## TASK TO CARRY OUT
Make a verbatim copy of the entries below; pictures stay out.

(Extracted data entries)
_____

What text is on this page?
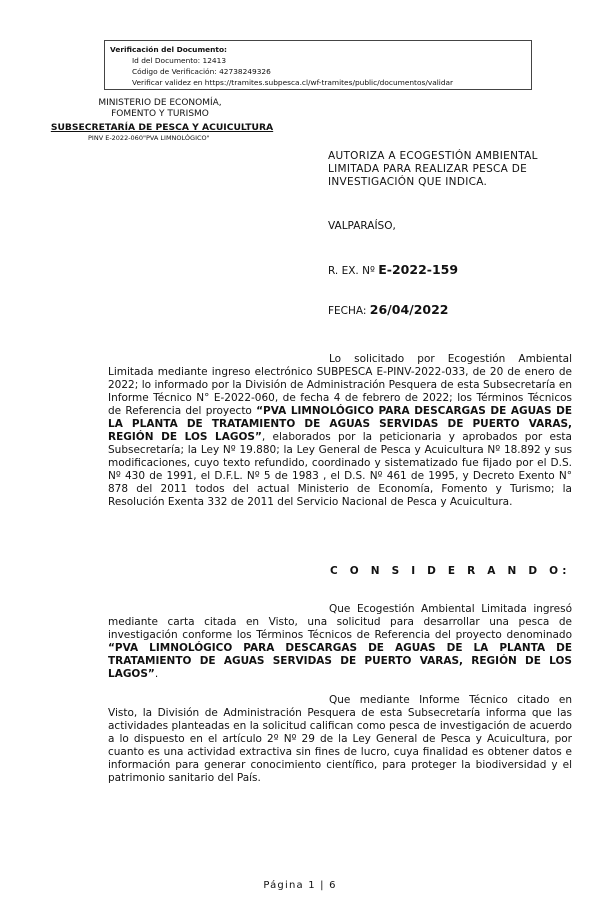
Verificación del Documento:
• Id del Documento: 12413
• Código de Verificación: 42738249326
• Verificar validez en https://tramites.subpesca.cl/wf-tramites/public/documentos/validar
MINISTERIO DE ECONOMÍA,
FOMENTO Y TURISMO
SUBSECRETARÍA DE PESCA Y ACUICULTURA
PINV E-2022-060"PVA LIMNOLÓGICO"
AUTORIZA A ECOGESTIÓN AMBIENTAL LIMITADA PARA REALIZAR PESCA DE INVESTIGACIÓN QUE INDICA.
VALPARAÍSO,
R. EX. Nº E-2022-159
FECHA: 26/04/2022

Lo solicitado por Ecogestión Ambiental Limitada mediante ingreso electrónico SUBPESCA E-PINV-2022-033, de 20 de enero de 2022; lo informado por la División de Administración Pesquera de esta Subsecretaría en Informe Técnico N° E-2022-060, de fecha 4 de febrero de 2022; los Términos Técnicos de Referencia del proyecto “PVA LIMNOLÓGICO PARA DESCARGAS DE AGUAS DE LA PLANTA DE TRATAMIENTO DE AGUAS SERVIDAS DE PUERTO VARAS, REGIÓN DE LOS LAGOS”, elaborados por la peticionaria y aprobados por esta Subsecretaría; la Ley Nº 19.880; la Ley General de Pesca y Acuicultura Nº 18.892 y sus modificaciones, cuyo texto refundido, coordinado y sistematizado fue fijado por el D.S. Nº 430 de 1991, el D.F.L. Nº 5 de 1983 , el D.S. Nº 461 de 1995, y Decreto Exento N° 878 del 2011 todos del actual Ministerio de Economía, Fomento y Turismo; la Resolución Exenta 332 de 2011 del Servicio Nacional de Pesca y Acuicultura.

C O N S I D E R A N D O:

Que Ecogestión Ambiental Limitada ingresó mediante carta citada en Visto, una solicitud para desarrollar una pesca de investigación conforme los Términos Técnicos de Referencia del proyecto denominado “PVA LIMNOLÓGICO PARA DESCARGAS DE AGUAS DE LA PLANTA DE TRATAMIENTO DE AGUAS SERVIDAS DE PUERTO VARAS, REGIÓN DE LOS LAGOS”.

Que mediante Informe Técnico citado en Visto, la División de Administración Pesquera de esta Subsecretaría informa que las actividades planteadas en la solicitud califican como pesca de investigación de acuerdo a lo dispuesto en el artículo 2º Nº 29 de la Ley General de Pesca y Acuicultura, por cuanto es una actividad extractiva sin fines de lucro, cuya finalidad es obtener datos e información para generar conocimiento científico, para proteger la biodiversidad y el patrimonio sanitario del País.

Página 1 | 6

_____

## RESULT BELOW
What text is on this page?
Verificación del Documento:
• Id del Documento: 12413
• Código de Verificación: 42738249326
• Verificar validez en https://tramites.subpesca.cl/wf-tramites/public/documentos/validar
MINISTERIO DE ECONOMÍA,
FOMENTO Y TURISMO
SUBSECRETARÍA DE PESCA Y ACUICULTURA
PINV E-2022-060"PVA LIMNOLÓGICO"
AUTORIZA A ECOGESTIÓN AMBIENTAL LIMITADA PARA REALIZAR PESCA DE INVESTIGACIÓN QUE INDICA.
VALPARAÍSO,
R. EX. Nº E-2022-159
FECHA: 26/04/2022

Lo solicitado por Ecogestión Ambiental Limitada mediante ingreso electrónico SUBPESCA E-PINV-2022-033, de 20 de enero de 2022; lo informado por la División de Administración Pesquera de esta Subsecretaría en Informe Técnico N° E-2022-060, de fecha 4 de febrero de 2022; los Términos Técnicos de Referencia del proyecto “PVA LIMNOLÓGICO PARA DESCARGAS DE AGUAS DE LA PLANTA DE TRATAMIENTO DE AGUAS SERVIDAS DE PUERTO VARAS, REGIÓN DE LOS LAGOS”, elaborados por la peticionaria y aprobados por esta Subsecretaría; la Ley Nº 19.880; la Ley General de Pesca y Acuicultura Nº 18.892 y sus modificaciones, cuyo texto refundido, coordinado y sistematizado fue fijado por el D.S. Nº 430 de 1991, el D.F.L. Nº 5 de 1983 , el D.S. Nº 461 de 1995, y Decreto Exento N° 878 del 2011 todos del actual Ministerio de Economía, Fomento y Turismo; la Resolución Exenta 332 de 2011 del Servicio Nacional de Pesca y Acuicultura.

C O N S I D E R A N D O:

Que Ecogestión Ambiental Limitada ingresó mediante carta citada en Visto, una solicitud para desarrollar una pesca de investigación conforme los Términos Técnicos de Referencia del proyecto denominado “PVA LIMNOLÓGICO PARA DESCARGAS DE AGUAS DE LA PLANTA DE TRATAMIENTO DE AGUAS SERVIDAS DE PUERTO VARAS, REGIÓN DE LOS LAGOS”.

Que mediante Informe Técnico citado en Visto, la División de Administración Pesquera de esta Subsecretaría informa que las actividades planteadas en la solicitud califican como pesca de investigación de acuerdo a lo dispuesto en el artículo 2º Nº 29 de la Ley General de Pesca y Acuicultura, por cuanto es una actividad extractiva sin fines de lucro, cuya finalidad es obtener datos e información para generar conocimiento científico, para proteger la biodiversidad y el patrimonio sanitario del País.

Página 1 | 6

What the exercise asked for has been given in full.